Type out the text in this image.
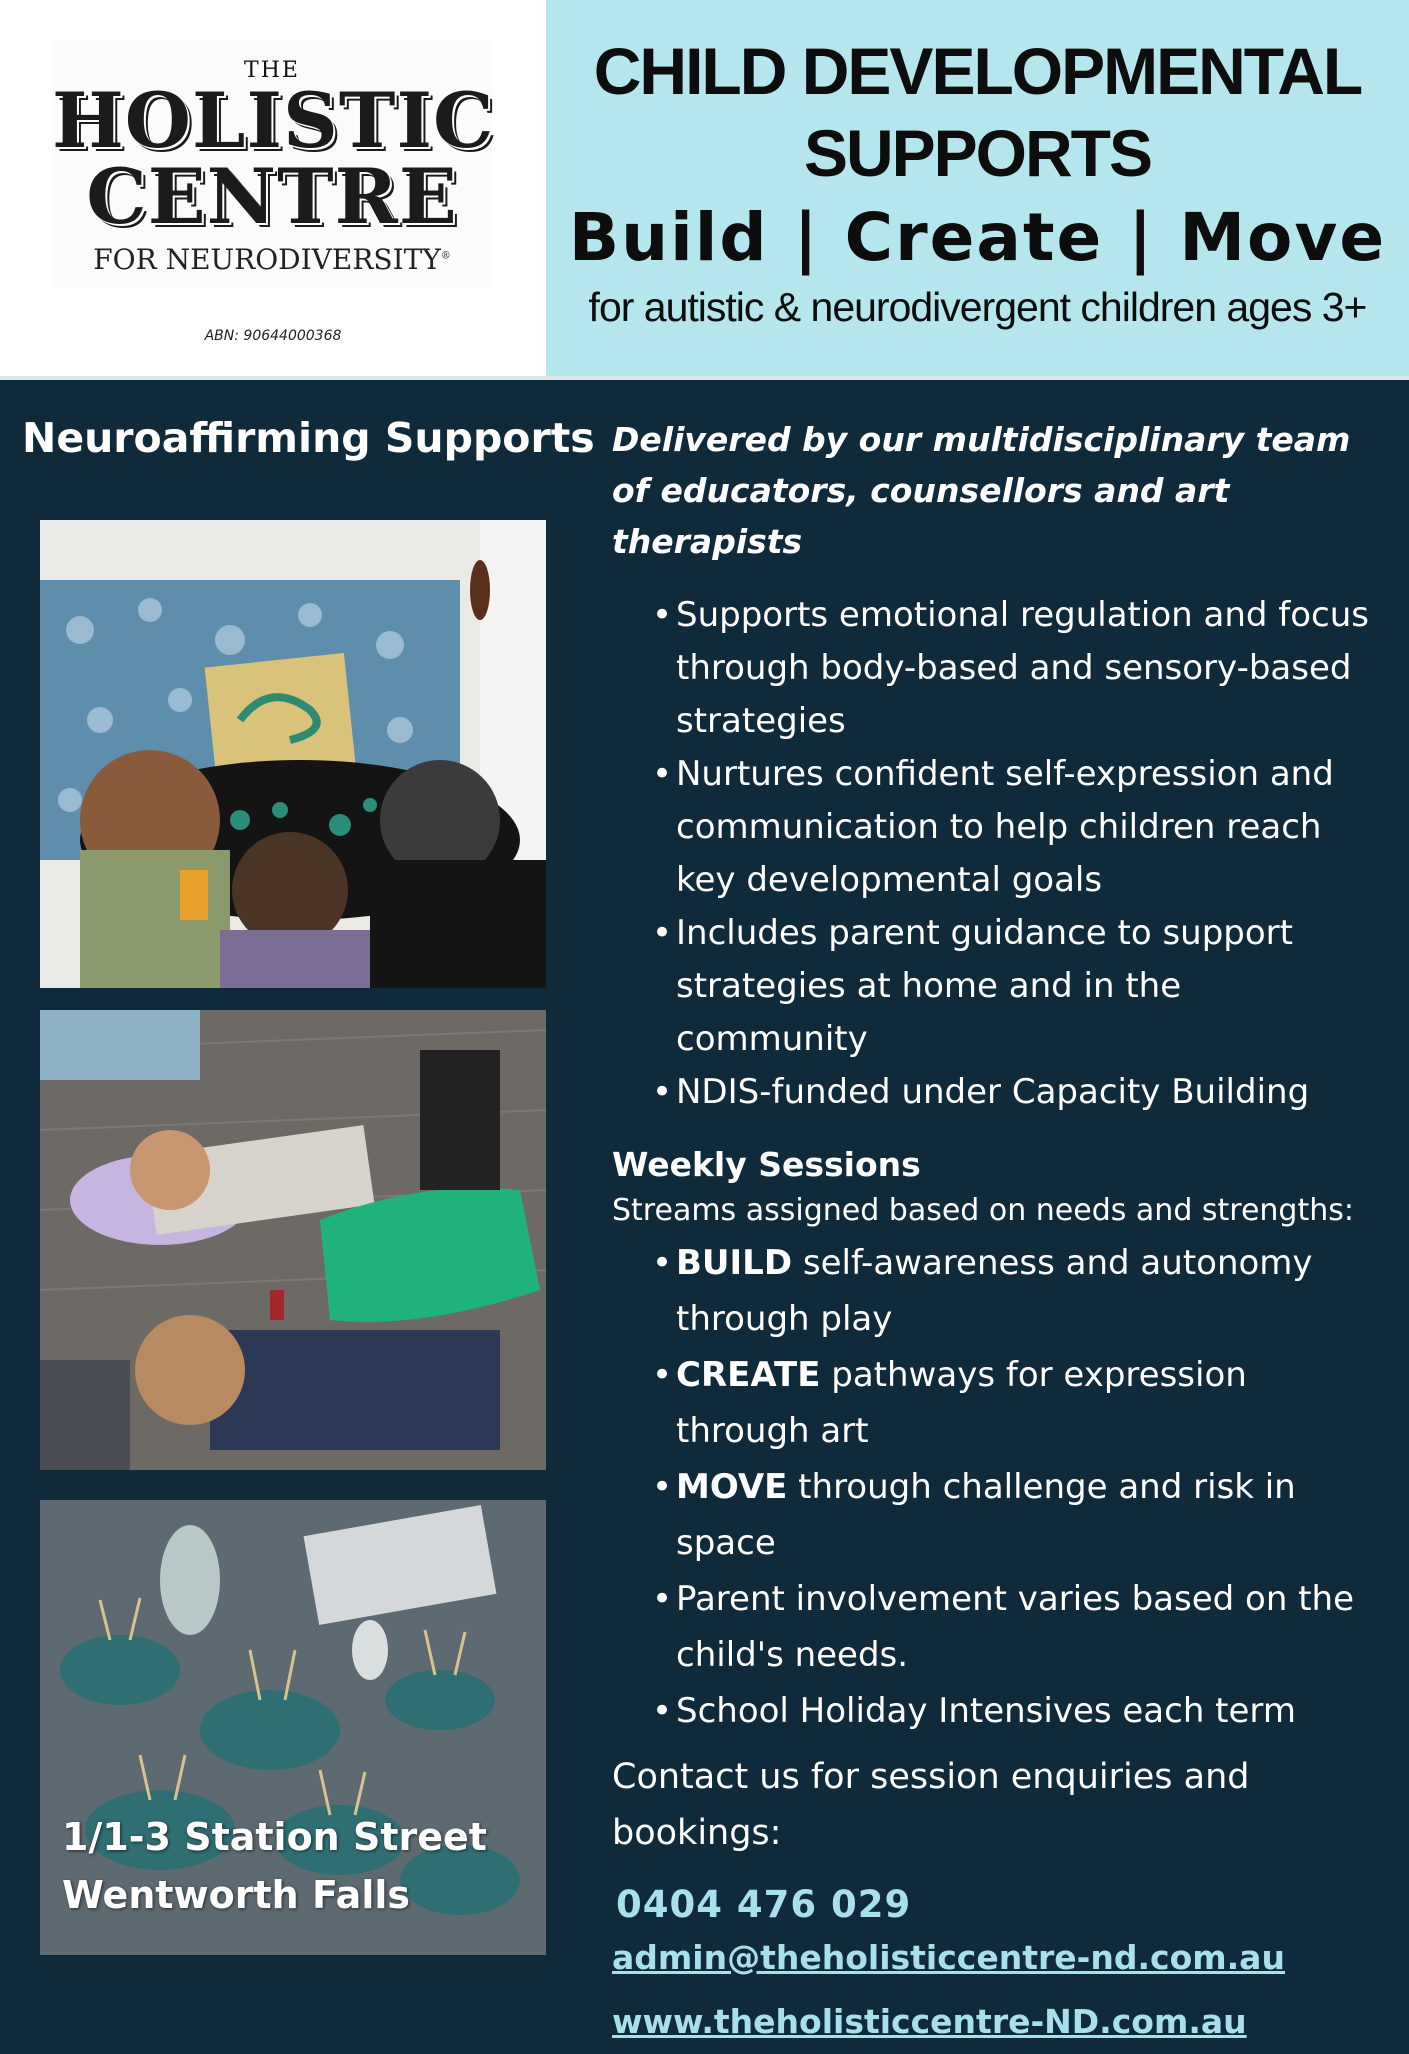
THE
HOLISTIC
CENTRE
FOR NEURODIVERSITY®
ABN: 90644000368
CHILD DEVELOPMENTAL
SUPPORTS
Build | Create | Move
for autistic & neurodivergent children ages 3+
Neuroaffirming Supports
1/1-3 Station Street
Wentworth Falls
Delivered by our multidisciplinary team of educators, counsellors and art therapists
• Supports emotional regulation and focus through body-based and sensory-based strategies
• Nurtures confident self-expression and communication to help children reach key developmental goals
• Includes parent guidance to support strategies at home and in the community
• NDIS-funded under Capacity Building
Weekly Sessions
Streams assigned based on needs and strengths:
• BUILD self-awareness and autonomy through play
• CREATE pathways for expression through art
• MOVE through challenge and risk in space
• Parent involvement varies based on the child's needs.
• School Holiday Intensives each term
Contact us for session enquiries and bookings:
0404 476 029
admin@theholisticcentre-nd.com.au
www.theholisticcentre-ND.com.au
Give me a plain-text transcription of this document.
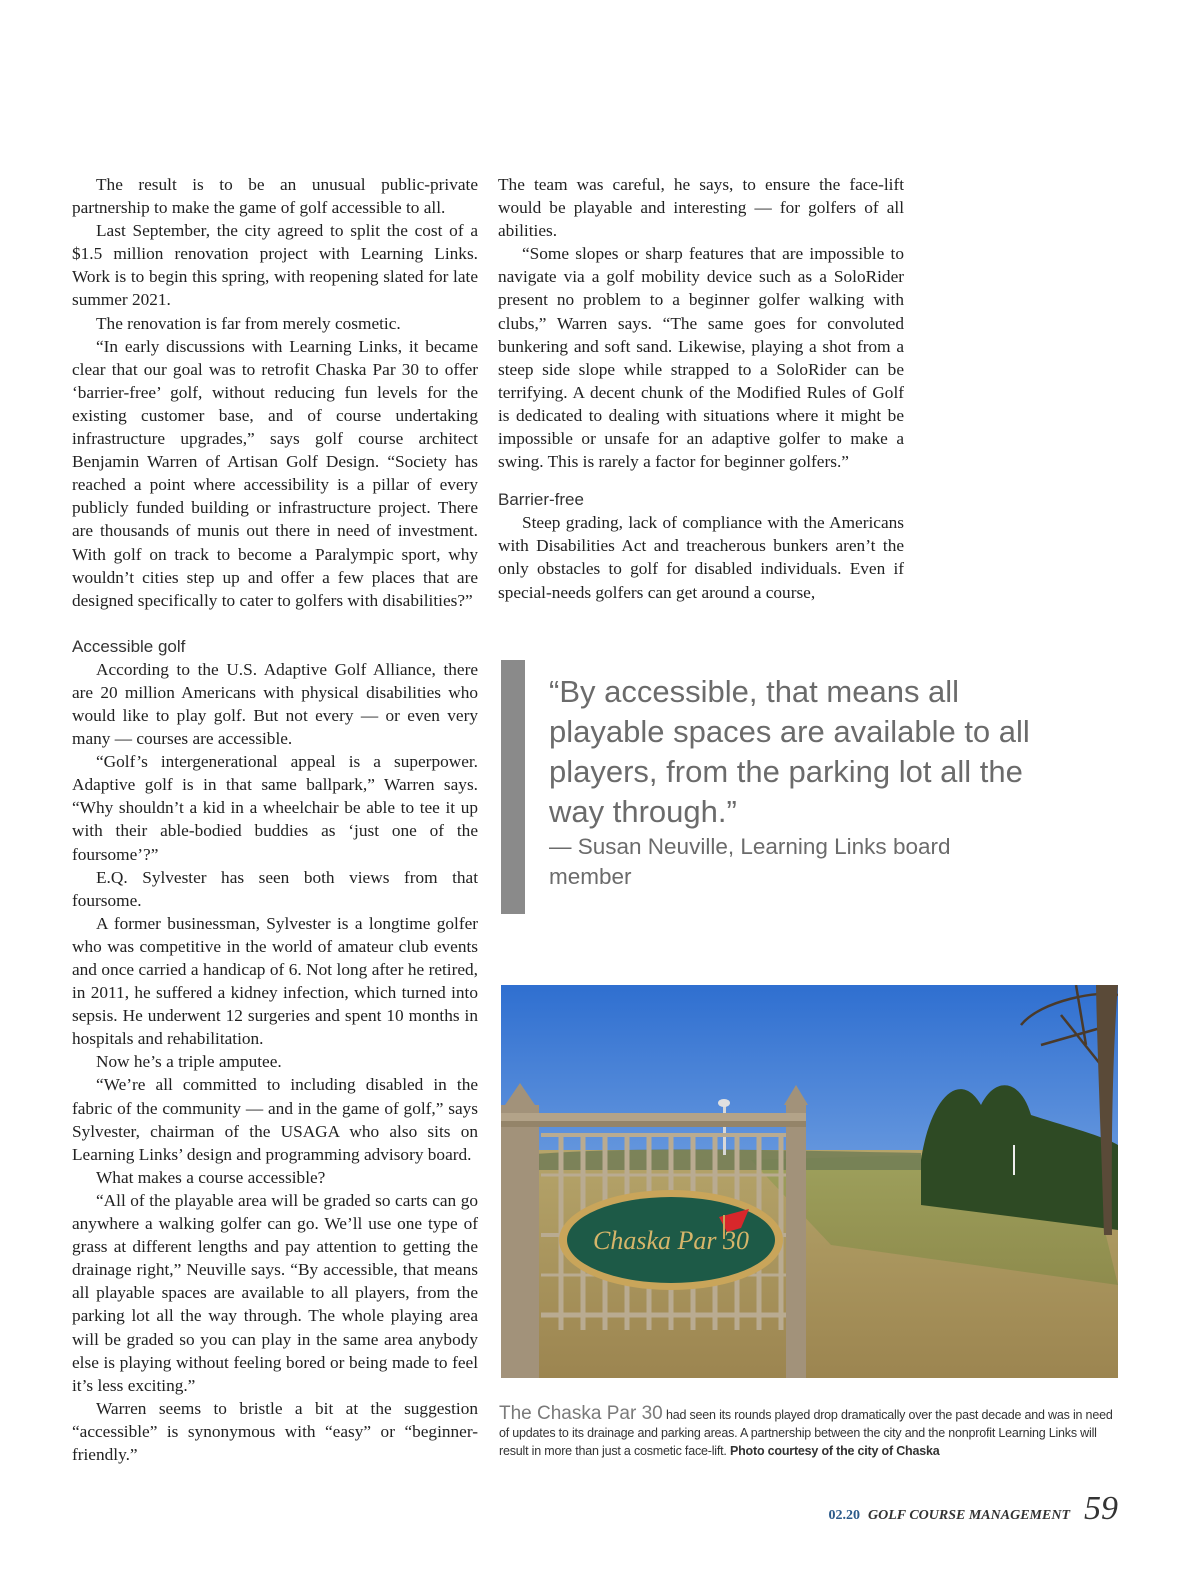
The result is to be an unusual public-private partnership to make the game of golf accessible to all.

Last September, the city agreed to split the cost of a $1.5 million renovation project with Learning Links. Work is to begin this spring, with reopening slated for late summer 2021.

The renovation is far from merely cosmetic.

“In early discussions with Learning Links, it became clear that our goal was to retrofit Chaska Par 30 to offer ‘barrier-free’ golf, without reducing fun levels for the existing customer base, and of course undertaking infrastructure upgrades,” says golf course architect Benjamin Warren of Artisan Golf Design. “Society has reached a point where accessibility is a pillar of every publicly funded building or infrastructure project. There are thousands of munis out there in need of investment. With golf on track to become a Paralympic sport, why wouldn’t cities step up and offer a few places that are designed specifically to cater to golfers with disabilities?”

Accessible golf

According to the U.S. Adaptive Golf Alliance, there are 20 million Americans with physical disabilities who would like to play golf. But not every — or even very many — courses are accessible.

“Golf’s intergenerational appeal is a superpower. Adaptive golf is in that same ballpark,” Warren says. “Why shouldn’t a kid in a wheelchair be able to tee it up with their able-bodied buddies as ‘just one of the foursome’?”

E.Q. Sylvester has seen both views from that foursome.

A former businessman, Sylvester is a longtime golfer who was competitive in the world of amateur club events and once carried a handicap of 6. Not long after he retired, in 2011, he suffered a kidney infection, which turned into sepsis. He underwent 12 surgeries and spent 10 months in hospitals and rehabilitation.

Now he’s a triple amputee.

“We’re all committed to including disabled in the fabric of the community — and in the game of golf,” says Sylvester, chairman of the USAGA who also sits on Learning Links’ design and programming advisory board.

What makes a course accessible?

“All of the playable area will be graded so carts can go anywhere a walking golfer can go. We’ll use one type of grass at different lengths and pay attention to getting the drainage right,” Neuville says. “By accessible, that means all playable spaces are available to all players, from the parking lot all the way through. The whole playing area will be graded so you can play in the same area anybody else is playing without feeling bored or being made to feel it’s less exciting.”

Warren seems to bristle a bit at the suggestion “accessible” is synonymous with “easy” or “beginner-friendly.”

The team was careful, he says, to ensure the face-lift would be playable and interesting — for golfers of all abilities.

“Some slopes or sharp features that are impossible to navigate via a golf mobility device such as a SoloRider present no problem to a beginner golfer walking with clubs,” Warren says. “The same goes for convoluted bunkering and soft sand. Likewise, playing a shot from a steep side slope while strapped to a SoloRider can be terrifying. A decent chunk of the Modified Rules of Golf is dedicated to dealing with situations where it might be impossible or unsafe for an adaptive golfer to make a swing. This is rarely a factor for beginner golfers.”

Barrier-free

Steep grading, lack of compliance with the Americans with Disabilities Act and treacherous bunkers aren’t the only obstacles to golf for disabled individuals. Even if special-needs golfers can get around a course,

“By accessible, that means all playable spaces are available to all players, from the parking lot all the way through.”

— Susan Neuville, Learning Links board member

Chaska Par 30

The Chaska Par 30 had seen its rounds played drop dramatically over the past decade and was in need of updates to its drainage and parking areas. A partnership between the city and the nonprofit Learning Links will result in more than just a cosmetic face-lift. Photo courtesy of the city of Chaska

02.20 GOLF COURSE MANAGEMENT 59
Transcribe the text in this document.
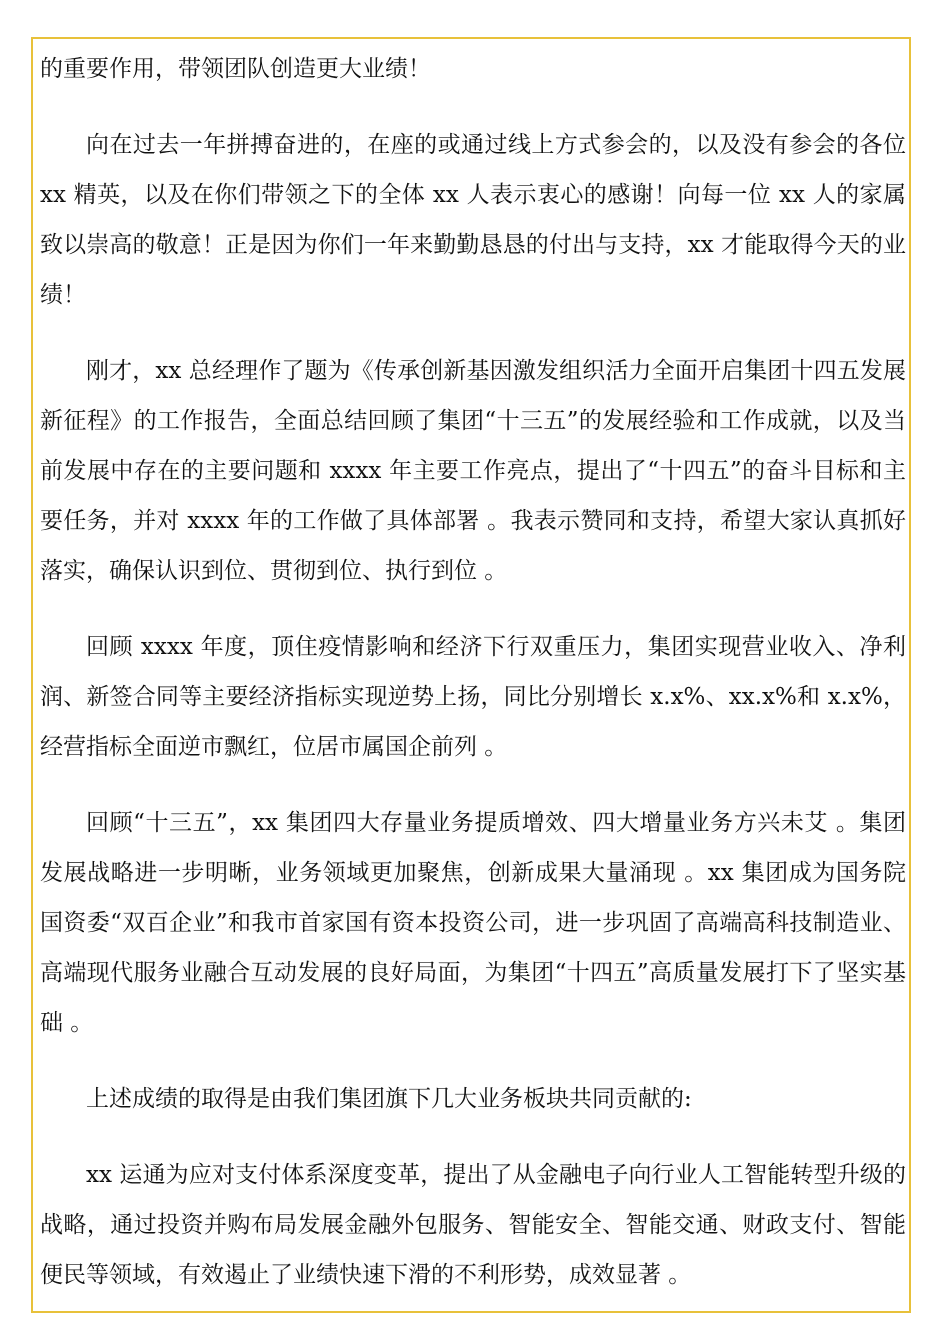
的重要作用，带领团队创造更大业绩！

向在过去一年拼搏奋进的，在座的或通过线上方式参会的，以及没有参会的各位 xx 精英，以及在你们带领之下的全体 xx 人表示衷心的感谢！向每一位 xx 人的家属致以崇高的敬意！正是因为你们一年来勤勤恳恳的付出与支持，xx 才能取得今天的业绩！

刚才，xx 总经理作了题为《传承创新基因激发组织活力全面开启集团十四五发展新征程》的工作报告，全面总结回顾了集团“十三五”的发展经验和工作成就，以及当前发展中存在的主要问题和 xxxx 年主要工作亮点，提出了“十四五”的奋斗目标和主要任务，并对 xxxx 年的工作做了具体部署 。我表示赞同和支持，希望大家认真抓好落实，确保认识到位、贯彻到位、执行到位 。

回顾 xxxx 年度，顶住疫情影响和经济下行双重压力，集团实现营业收入、净利润、新签合同等主要经济指标实现逆势上扬，同比分别增长 x.x%、xx.x%和 x.x%，经营指标全面逆市飘红，位居市属国企前列 。

回顾“十三五”，xx 集团四大存量业务提质增效、四大增量业务方兴未艾 。集团发展战略进一步明晰，业务领域更加聚焦，创新成果大量涌现 。xx 集团成为国务院国资委“双百企业”和我市首家国有资本投资公司，进一步巩固了高端高科技制造业、高端现代服务业融合互动发展的良好局面，为集团“十四五”高质量发展打下了坚实基础 。

上述成绩的取得是由我们集团旗下几大业务板块共同贡献的:

xx 运通为应对支付体系深度变革，提出了从金融电子向行业人工智能转型升级的战略，通过投资并购布局发展金融外包服务、智能安全、智能交通、财政支付、智能便民等领域，有效遏止了业绩快速下滑的不利形势，成效显著 。
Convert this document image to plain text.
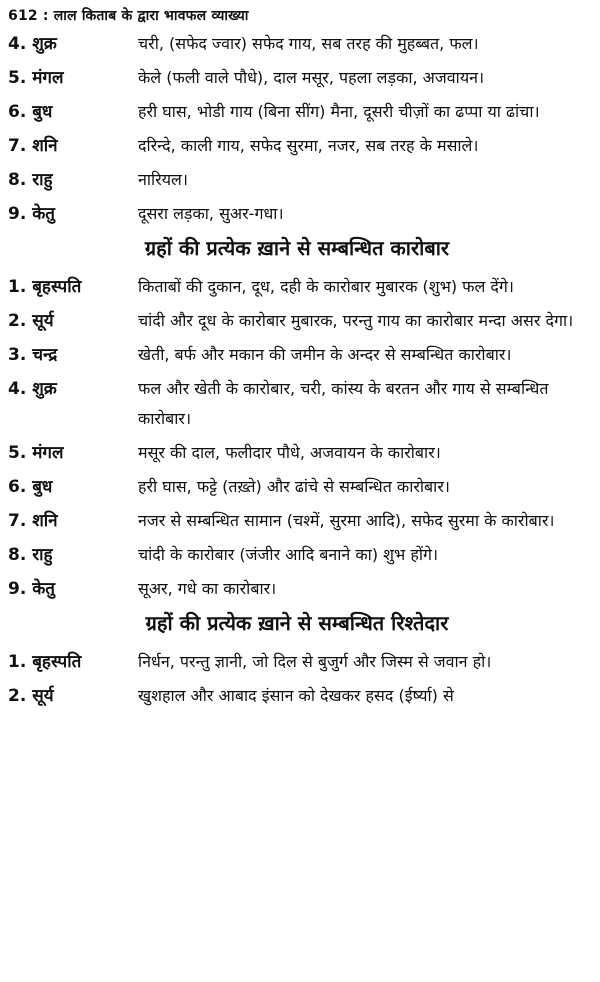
612 : लाल किताब के द्वारा भावफल व्याख्या
4. शुक्र	चरी, (सफेद ज्वार) सफेद गाय, सब तरह की मुहब्बत, फल।
5. मंगल	केले (फली वाले पौधे), दाल मसूर, पहला लड़का, अजवायन।
6. बुध	हरी घास, भोडी गाय (बिना सींग) मैना, दूसरी चीज़ों का ढप्पा या ढांचा।
7. शनि	दरिन्दे, काली गाय, सफेद सुरमा, नजर, सब तरह के मसाले।
8. राहु	नारियल।
9. केतु	दूसरा लड़का, सुअर-गधा।
ग्रहों की प्रत्येक ख़ाने से सम्बन्धित कारोबार
1. बृहस्पति	किताबों की दुकान, दूध, दही के कारोबार मुबारक (शुभ) फल देंगे।
2. सूर्य	चांदी और दूध के कारोबार मुबारक, परन्तु गाय का कारोबार मन्दा असर देगा।
3. चन्द्र	खेती, बर्फ और मकान की जमीन के अन्दर से सम्बन्धित कारोबार।
4. शुक्र	फल और खेती के कारोबार, चरी, कांस्य के बरतन और गाय से सम्बन्धित कारोबार।
5. मंगल	मसूर की दाल, फलीदार पौधे, अजवायन के कारोबार।
6. बुध	हरी घास, फट्टे (तख़्ते) और ढांचे से सम्बन्धित कारोबार।
7. शनि	नजर से सम्बन्धित सामान (चश्में, सुरमा आदि), सफेद सुरमा के कारोबार।
8. राहु	चांदी के कारोबार (जंजीर आदि बनाने का) शुभ होंगे।
9. केतु	सूअर, गधे का कारोबार।
ग्रहों की प्रत्येक ख़ाने से सम्बन्धित रिश्तेदार
1. बृहस्पति	निर्धन, परन्तु ज्ञानी, जो दिल से बुजुर्ग और जिस्म से जवान हो।
2. सूर्य	खुशहाल और आबाद इंसान को देखकर हसद (ईर्ष्या) से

+++

**BRIEF:** Look through the entries above for the word "will". Copy every line where it shows up.

**CORRECT OUTPUT:**
“All of the playable area will be graded so carts can go anywhere a walking golfer can go. We’ll use one type of grass at different lengths and pay attention to getting the drainage right,” Neuville says. “By accessible, that means all playable spaces are available to all players, from the parking lot all the way through. The whole playing area will be graded so you can play in the same area anybody else is playing without feeling bored or being made to feel it’s less exciting.”
The Chaska Par 30 had seen its rounds played drop dramatically over the past decade and was in need of updates to its drainage and parking areas. A partnership between the city and the nonprofit Learning Links will result in more than just a cosmetic face-lift. Photo courtesy of the city of Chaska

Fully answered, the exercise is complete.